=== Task to carry out ===
Filter the data below for the string "through" and copy each matching line.

═══ Dataset ═══

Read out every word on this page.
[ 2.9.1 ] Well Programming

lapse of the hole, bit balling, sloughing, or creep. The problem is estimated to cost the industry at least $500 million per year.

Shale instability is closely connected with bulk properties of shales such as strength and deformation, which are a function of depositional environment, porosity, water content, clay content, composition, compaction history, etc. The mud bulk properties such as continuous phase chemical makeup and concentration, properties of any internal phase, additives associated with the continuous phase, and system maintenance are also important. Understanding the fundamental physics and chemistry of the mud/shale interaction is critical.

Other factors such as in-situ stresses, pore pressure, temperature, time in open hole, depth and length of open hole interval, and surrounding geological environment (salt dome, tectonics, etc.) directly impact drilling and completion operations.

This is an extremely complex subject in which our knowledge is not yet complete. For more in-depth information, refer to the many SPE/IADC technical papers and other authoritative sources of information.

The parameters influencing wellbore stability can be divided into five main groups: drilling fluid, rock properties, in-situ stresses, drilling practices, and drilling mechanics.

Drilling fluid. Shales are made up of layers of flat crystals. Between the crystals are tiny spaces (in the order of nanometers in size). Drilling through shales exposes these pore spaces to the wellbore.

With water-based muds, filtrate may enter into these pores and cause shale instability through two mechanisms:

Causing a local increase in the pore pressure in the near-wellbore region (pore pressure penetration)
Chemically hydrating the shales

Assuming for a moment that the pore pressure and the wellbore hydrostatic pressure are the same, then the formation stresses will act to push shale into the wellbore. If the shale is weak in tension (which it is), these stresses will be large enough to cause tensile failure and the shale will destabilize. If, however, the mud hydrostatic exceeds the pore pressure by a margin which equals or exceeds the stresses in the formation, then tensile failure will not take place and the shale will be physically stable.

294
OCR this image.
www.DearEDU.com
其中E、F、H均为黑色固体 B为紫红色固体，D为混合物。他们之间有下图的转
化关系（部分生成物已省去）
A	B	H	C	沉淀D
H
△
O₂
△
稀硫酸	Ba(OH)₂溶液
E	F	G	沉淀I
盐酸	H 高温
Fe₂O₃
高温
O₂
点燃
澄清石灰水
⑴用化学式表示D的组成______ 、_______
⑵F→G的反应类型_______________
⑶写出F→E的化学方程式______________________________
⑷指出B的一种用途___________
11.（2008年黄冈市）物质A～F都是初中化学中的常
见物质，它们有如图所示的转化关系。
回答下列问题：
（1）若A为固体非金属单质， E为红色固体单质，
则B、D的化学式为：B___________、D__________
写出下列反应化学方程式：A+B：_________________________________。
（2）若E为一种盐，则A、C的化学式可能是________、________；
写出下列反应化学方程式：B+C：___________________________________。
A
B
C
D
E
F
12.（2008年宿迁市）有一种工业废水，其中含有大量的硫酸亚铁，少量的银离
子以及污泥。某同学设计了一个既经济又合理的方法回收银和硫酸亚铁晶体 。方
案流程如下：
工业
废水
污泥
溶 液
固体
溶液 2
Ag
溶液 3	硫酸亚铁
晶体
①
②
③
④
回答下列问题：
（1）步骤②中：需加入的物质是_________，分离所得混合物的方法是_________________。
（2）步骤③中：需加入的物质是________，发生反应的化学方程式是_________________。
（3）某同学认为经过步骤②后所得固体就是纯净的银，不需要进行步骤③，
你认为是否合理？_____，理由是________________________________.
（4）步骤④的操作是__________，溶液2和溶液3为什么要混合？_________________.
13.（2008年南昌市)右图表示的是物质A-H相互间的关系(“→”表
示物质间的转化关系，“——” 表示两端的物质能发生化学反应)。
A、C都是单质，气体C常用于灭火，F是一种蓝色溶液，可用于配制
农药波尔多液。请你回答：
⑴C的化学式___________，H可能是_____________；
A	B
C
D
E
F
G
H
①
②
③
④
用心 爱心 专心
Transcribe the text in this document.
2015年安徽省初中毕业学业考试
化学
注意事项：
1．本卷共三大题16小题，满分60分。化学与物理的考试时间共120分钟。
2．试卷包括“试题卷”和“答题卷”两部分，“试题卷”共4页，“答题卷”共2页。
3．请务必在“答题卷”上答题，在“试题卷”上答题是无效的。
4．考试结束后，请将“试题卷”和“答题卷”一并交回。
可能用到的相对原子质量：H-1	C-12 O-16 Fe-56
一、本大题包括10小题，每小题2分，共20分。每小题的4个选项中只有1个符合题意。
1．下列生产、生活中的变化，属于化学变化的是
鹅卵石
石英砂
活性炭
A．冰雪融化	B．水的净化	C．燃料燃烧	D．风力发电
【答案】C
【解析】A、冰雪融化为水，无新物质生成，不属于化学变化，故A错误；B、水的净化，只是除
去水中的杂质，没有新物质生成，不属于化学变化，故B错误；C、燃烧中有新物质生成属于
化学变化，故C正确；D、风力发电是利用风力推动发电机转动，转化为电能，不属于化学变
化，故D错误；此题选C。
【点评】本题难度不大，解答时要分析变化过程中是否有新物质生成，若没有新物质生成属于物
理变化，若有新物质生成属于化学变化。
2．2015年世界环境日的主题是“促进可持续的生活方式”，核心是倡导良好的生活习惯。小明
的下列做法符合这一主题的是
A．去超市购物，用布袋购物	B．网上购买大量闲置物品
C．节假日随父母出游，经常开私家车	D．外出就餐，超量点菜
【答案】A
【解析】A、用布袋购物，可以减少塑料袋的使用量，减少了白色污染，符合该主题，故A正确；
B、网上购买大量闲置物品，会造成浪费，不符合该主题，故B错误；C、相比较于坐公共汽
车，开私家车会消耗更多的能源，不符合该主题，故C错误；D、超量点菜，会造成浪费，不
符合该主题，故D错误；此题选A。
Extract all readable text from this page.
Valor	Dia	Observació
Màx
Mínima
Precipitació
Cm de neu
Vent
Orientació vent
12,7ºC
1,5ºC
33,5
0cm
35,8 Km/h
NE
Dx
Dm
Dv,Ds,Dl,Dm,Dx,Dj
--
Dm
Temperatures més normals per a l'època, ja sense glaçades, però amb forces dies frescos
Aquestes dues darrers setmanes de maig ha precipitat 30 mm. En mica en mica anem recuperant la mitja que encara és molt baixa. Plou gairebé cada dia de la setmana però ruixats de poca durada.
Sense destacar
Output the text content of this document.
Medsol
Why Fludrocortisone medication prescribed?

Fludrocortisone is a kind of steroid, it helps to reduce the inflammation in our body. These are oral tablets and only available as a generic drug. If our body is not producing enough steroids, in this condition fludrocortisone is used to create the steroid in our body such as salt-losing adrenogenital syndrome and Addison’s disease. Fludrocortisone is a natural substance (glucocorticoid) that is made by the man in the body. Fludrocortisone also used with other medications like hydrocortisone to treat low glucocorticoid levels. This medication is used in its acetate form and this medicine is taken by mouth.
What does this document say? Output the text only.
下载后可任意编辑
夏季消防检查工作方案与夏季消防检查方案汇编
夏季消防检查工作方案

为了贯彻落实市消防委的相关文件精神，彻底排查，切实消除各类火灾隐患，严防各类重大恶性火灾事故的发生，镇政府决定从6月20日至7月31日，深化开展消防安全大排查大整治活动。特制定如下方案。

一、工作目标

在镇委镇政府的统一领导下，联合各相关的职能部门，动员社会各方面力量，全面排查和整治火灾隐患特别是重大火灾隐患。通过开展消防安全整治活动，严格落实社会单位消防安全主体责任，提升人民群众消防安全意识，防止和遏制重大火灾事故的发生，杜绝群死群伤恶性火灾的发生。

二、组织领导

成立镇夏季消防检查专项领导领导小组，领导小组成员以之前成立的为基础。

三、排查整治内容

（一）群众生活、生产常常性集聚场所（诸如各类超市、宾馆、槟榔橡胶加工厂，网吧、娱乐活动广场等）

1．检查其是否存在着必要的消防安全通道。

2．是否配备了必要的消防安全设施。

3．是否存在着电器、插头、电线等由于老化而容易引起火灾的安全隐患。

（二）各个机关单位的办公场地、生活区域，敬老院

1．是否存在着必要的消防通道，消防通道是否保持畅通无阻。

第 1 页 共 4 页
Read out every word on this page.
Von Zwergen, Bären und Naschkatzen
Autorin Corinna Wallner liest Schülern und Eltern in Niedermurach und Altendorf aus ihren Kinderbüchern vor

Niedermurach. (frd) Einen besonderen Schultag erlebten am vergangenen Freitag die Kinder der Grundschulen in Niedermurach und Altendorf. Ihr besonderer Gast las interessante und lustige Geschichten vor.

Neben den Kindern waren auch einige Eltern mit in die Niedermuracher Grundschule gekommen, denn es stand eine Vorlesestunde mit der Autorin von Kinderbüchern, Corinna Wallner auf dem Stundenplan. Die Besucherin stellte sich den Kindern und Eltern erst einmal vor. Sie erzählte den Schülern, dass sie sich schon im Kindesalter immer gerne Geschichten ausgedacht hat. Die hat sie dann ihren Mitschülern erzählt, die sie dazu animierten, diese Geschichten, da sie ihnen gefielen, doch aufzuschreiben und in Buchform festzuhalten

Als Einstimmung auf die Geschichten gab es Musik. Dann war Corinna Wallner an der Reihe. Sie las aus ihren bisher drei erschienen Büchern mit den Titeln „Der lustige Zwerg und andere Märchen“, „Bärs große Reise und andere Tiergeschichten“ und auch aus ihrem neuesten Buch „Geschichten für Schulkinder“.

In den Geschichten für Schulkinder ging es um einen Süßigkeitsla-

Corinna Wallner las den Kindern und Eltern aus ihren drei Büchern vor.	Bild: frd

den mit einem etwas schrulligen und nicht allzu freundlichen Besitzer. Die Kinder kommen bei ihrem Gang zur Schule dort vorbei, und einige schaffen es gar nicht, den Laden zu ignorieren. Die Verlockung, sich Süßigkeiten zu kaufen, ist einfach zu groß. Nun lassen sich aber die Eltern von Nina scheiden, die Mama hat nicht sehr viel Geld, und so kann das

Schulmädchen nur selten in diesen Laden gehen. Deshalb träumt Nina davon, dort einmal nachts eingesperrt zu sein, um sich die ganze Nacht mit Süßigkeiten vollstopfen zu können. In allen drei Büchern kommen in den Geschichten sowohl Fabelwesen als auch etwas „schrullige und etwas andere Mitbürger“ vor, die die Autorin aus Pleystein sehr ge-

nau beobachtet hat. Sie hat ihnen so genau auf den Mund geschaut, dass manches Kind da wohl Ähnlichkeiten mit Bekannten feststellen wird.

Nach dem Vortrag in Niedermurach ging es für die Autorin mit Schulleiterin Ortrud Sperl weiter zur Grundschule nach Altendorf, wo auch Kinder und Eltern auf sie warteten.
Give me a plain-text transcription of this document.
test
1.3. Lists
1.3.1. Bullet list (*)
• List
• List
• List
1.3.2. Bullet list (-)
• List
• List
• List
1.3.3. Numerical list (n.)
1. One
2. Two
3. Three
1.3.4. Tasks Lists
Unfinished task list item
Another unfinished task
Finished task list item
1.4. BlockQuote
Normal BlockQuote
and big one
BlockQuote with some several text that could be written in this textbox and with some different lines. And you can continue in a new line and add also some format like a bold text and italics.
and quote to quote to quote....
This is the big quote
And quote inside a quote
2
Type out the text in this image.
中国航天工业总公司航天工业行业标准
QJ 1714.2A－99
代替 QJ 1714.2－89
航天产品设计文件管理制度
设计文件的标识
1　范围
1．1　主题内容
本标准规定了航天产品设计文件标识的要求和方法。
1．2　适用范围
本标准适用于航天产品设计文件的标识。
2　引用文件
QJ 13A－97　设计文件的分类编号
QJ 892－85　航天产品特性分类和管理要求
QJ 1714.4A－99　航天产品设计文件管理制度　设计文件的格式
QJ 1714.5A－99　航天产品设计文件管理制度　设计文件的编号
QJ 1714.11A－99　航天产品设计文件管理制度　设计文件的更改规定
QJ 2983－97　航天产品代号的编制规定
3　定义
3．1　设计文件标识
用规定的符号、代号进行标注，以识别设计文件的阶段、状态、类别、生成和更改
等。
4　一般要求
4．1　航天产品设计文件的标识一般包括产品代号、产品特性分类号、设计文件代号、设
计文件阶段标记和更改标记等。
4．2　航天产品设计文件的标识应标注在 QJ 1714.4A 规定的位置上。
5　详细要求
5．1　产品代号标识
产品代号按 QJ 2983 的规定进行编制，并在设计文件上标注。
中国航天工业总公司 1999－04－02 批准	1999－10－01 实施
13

═══

=== Response below ===
Drilling fluid. Shales are made up of layers of flat crystals. Between the crystals are tiny spaces (in the order of nanometers in size). Drilling through shales exposes these pore spaces to the wellbore.
With water-based muds, filtrate may enter into these pores and cause shale instability through two mechanisms:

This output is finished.